EXERCISE BRIEF: Check each line of the listing, and copy it if it contains the word "image".

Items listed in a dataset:

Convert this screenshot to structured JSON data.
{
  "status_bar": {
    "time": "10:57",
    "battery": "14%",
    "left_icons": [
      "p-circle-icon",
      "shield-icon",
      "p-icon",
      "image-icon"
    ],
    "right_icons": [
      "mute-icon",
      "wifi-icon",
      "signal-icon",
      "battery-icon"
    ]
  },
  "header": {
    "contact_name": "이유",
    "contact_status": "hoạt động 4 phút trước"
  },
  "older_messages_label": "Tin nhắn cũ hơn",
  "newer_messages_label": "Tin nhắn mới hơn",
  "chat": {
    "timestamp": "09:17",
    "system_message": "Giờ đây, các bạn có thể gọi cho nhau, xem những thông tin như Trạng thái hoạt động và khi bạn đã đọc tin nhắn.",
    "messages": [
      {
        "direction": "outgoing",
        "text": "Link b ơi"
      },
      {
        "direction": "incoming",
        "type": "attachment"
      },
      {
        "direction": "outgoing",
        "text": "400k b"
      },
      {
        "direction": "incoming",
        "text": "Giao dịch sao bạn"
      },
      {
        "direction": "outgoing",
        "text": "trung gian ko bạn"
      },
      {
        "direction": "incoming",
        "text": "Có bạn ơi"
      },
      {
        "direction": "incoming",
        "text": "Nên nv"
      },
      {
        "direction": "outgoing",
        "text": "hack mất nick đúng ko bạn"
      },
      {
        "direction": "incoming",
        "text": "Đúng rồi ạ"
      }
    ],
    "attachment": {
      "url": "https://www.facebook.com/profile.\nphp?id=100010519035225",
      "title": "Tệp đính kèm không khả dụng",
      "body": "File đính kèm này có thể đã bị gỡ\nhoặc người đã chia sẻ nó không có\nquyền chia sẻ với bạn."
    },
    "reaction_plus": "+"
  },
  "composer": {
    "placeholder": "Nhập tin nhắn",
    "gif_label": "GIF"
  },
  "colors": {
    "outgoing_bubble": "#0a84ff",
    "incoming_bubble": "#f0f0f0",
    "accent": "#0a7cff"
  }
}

==

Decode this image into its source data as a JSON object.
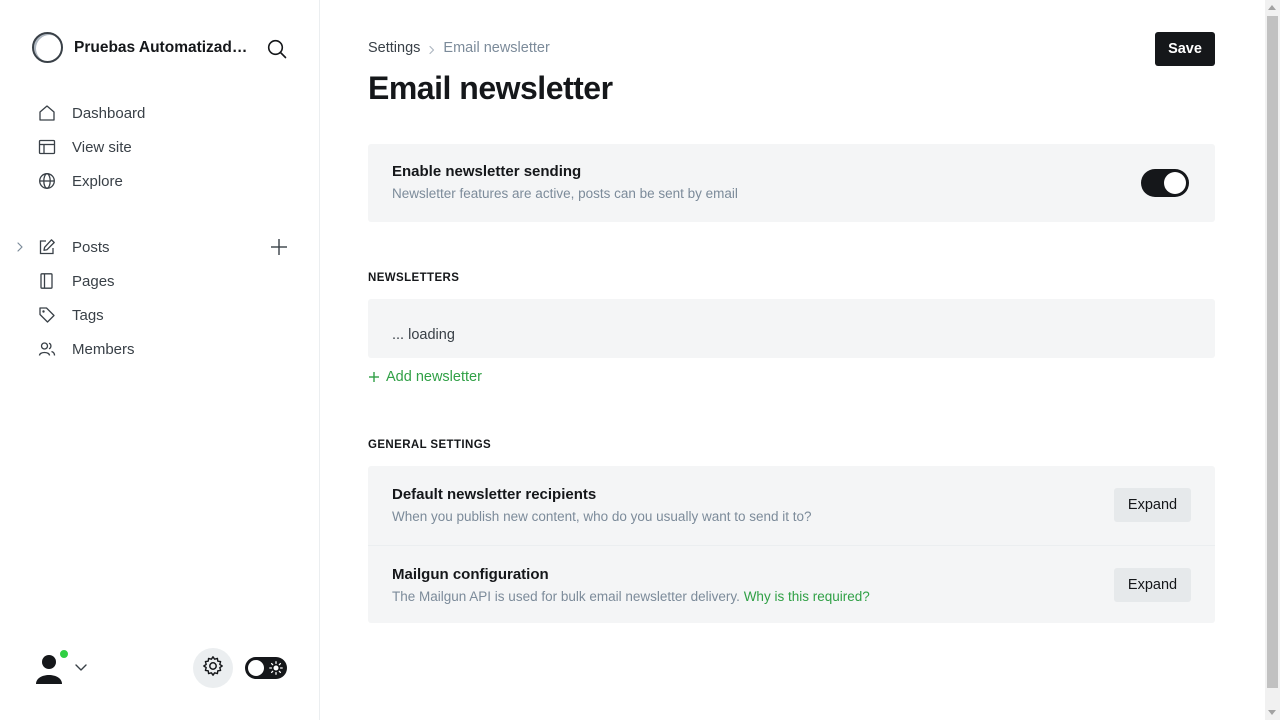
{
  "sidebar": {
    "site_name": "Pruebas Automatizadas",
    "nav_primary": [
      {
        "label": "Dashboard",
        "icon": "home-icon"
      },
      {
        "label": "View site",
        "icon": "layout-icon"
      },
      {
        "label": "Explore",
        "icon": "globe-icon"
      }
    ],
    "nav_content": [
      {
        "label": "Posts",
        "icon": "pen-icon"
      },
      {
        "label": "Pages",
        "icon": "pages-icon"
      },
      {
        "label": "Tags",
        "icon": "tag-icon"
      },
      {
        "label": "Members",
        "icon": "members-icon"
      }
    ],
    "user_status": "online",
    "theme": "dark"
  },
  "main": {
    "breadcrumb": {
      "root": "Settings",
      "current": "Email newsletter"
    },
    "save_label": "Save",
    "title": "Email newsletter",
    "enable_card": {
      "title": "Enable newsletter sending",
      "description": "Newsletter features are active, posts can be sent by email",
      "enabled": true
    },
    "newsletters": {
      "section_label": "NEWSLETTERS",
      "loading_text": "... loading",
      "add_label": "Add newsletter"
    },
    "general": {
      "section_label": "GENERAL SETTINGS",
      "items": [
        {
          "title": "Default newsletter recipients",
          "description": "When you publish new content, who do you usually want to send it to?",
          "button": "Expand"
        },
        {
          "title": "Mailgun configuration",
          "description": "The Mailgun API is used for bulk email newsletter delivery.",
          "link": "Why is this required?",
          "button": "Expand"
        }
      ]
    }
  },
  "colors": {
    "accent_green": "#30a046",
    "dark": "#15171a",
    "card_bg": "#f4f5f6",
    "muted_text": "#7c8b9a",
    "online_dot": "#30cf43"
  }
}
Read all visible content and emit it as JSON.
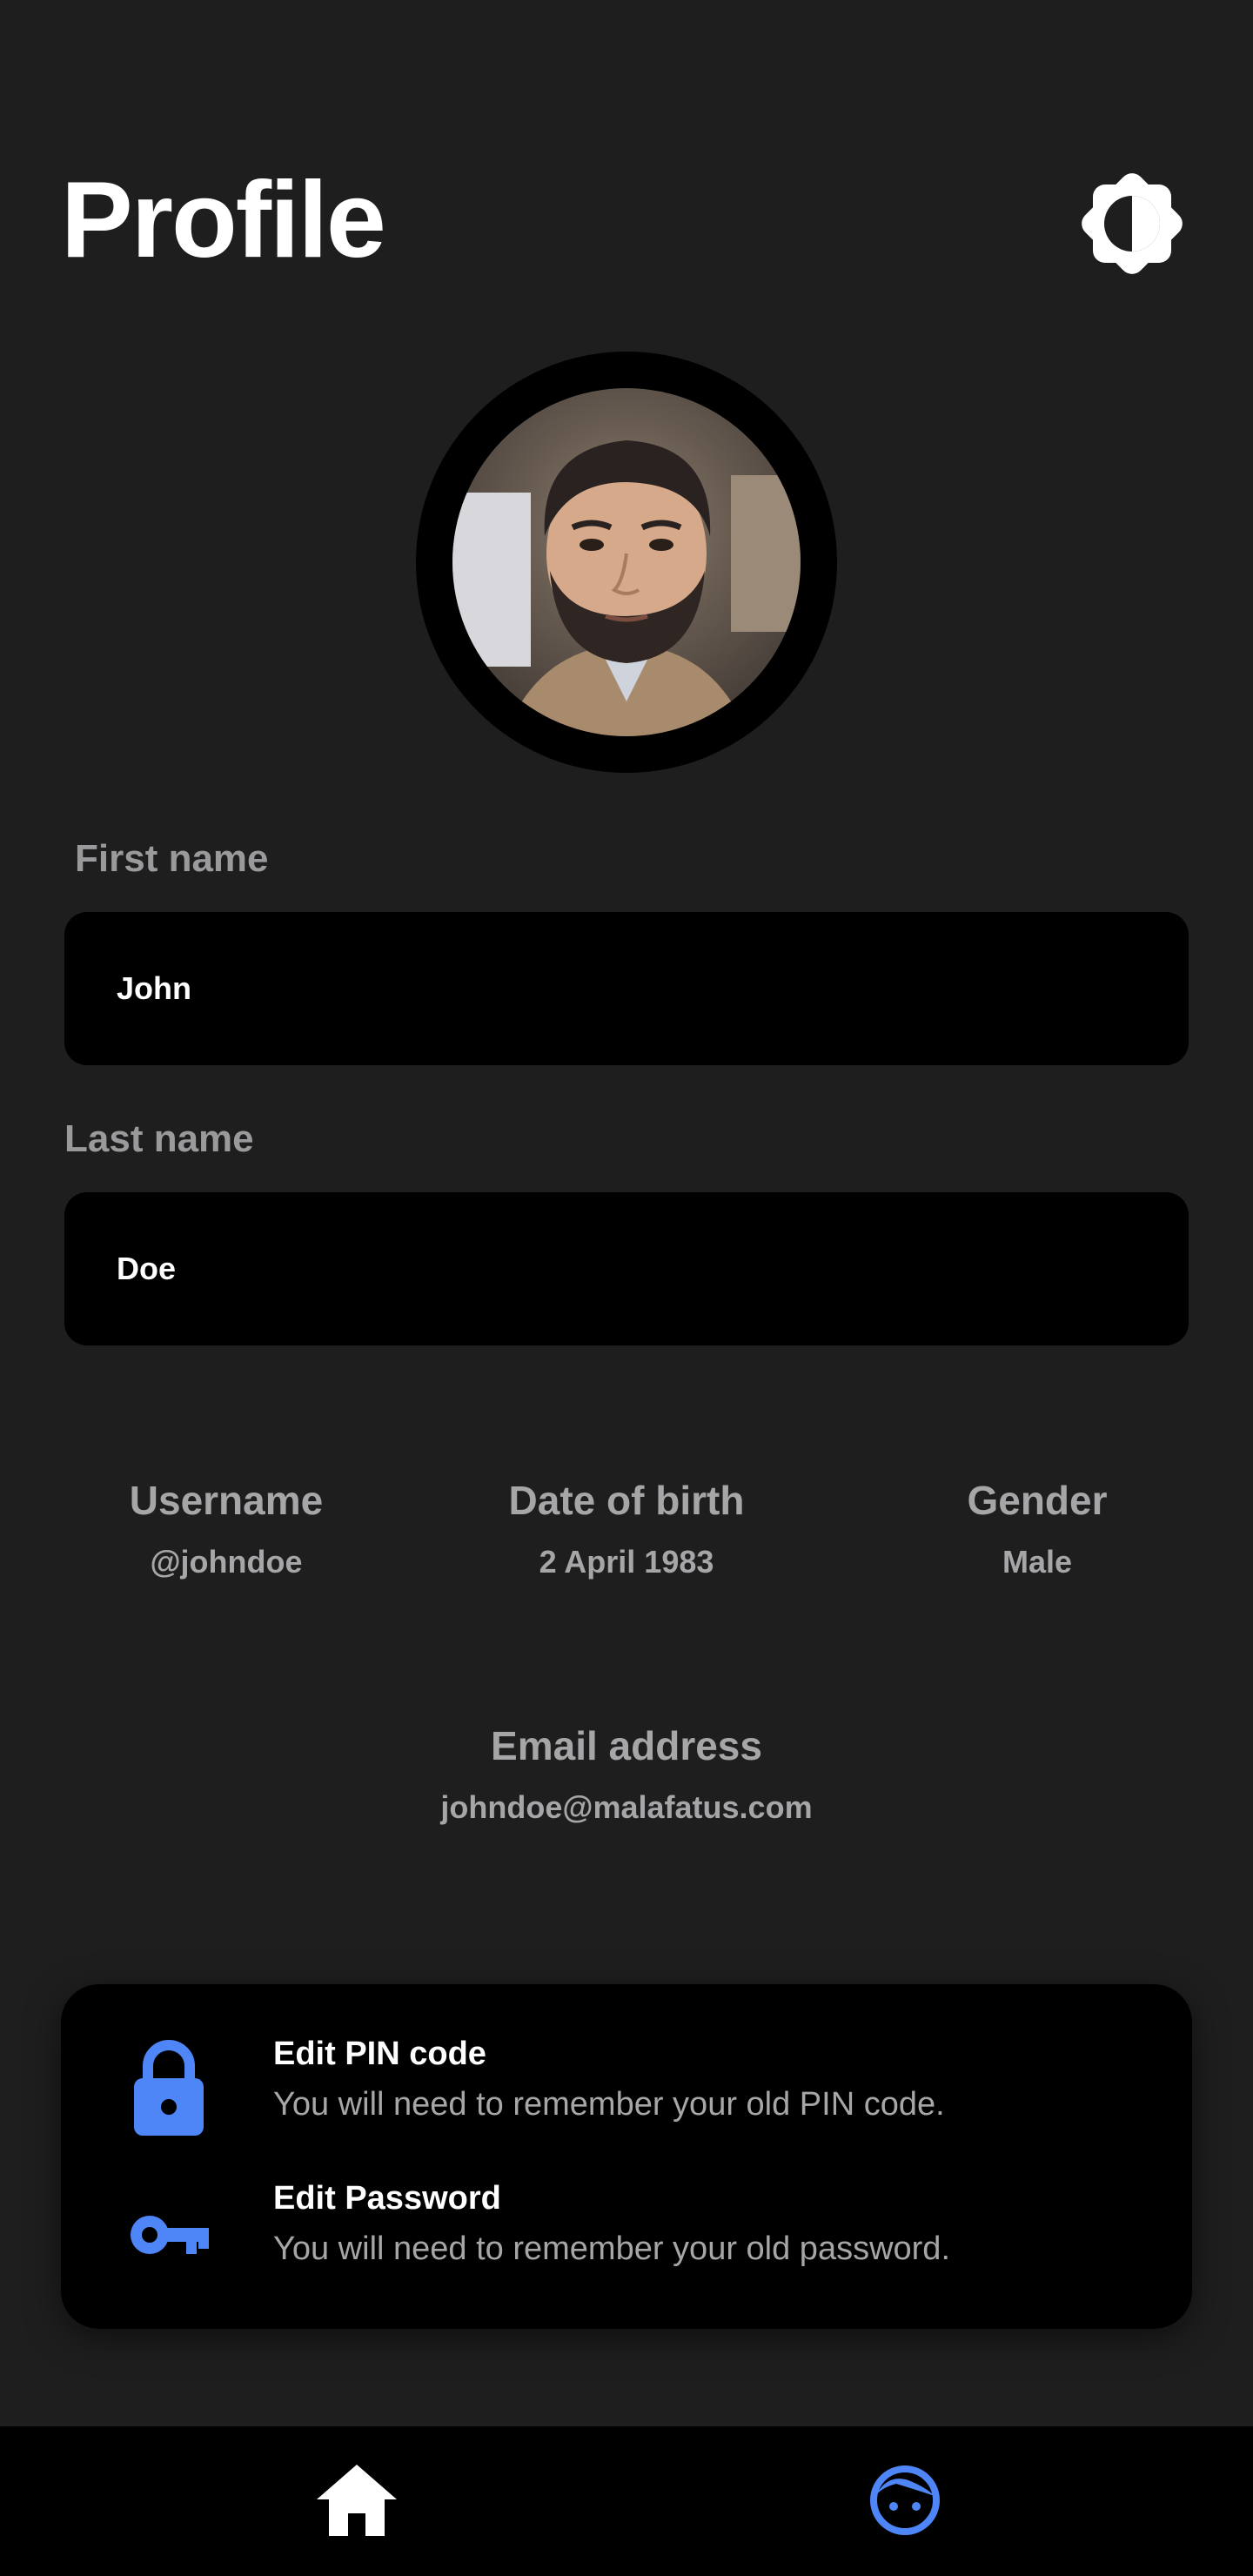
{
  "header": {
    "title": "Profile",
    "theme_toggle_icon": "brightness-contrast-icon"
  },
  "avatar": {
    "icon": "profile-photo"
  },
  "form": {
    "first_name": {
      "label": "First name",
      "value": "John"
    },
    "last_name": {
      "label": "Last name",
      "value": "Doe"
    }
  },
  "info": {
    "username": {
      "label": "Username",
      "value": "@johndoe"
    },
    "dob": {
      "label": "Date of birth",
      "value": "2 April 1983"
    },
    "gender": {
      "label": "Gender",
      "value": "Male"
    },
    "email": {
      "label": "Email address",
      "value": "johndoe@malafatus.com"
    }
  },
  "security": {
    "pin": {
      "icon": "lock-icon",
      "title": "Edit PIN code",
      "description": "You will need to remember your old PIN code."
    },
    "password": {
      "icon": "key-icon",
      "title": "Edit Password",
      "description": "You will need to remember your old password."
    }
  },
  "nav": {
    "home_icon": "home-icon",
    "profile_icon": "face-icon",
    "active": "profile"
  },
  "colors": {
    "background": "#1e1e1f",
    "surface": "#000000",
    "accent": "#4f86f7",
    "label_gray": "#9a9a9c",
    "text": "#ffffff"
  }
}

COMPLETE OUTPUT:
      "image-icon"
Decode this image into its source data as a JSON object.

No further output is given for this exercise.